[begin Listed records]
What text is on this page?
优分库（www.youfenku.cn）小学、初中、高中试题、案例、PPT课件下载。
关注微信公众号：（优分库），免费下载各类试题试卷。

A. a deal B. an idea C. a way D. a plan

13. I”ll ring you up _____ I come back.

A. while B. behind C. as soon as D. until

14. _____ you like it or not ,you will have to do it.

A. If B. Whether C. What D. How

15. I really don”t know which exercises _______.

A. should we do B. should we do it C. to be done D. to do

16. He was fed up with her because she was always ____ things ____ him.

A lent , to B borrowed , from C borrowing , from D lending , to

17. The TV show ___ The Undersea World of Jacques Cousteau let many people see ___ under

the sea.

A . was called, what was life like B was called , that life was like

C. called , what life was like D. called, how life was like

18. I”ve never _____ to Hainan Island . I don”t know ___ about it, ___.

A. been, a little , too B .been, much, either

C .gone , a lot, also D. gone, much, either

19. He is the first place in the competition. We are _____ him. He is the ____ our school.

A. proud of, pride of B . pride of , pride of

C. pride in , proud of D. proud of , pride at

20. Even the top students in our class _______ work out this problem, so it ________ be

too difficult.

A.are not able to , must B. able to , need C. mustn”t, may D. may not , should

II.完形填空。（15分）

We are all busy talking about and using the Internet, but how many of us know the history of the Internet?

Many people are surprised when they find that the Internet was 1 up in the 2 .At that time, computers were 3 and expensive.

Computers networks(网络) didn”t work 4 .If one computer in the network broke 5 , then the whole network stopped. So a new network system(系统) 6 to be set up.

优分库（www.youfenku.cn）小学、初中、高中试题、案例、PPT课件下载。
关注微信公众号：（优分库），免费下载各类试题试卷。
[end Listed records]
◆ Brief: Where a line holds "called", copy that line.

◆ Written response:
A . was called, what was life like B was called , that life was like
C. called , what life was like D. called, how life was like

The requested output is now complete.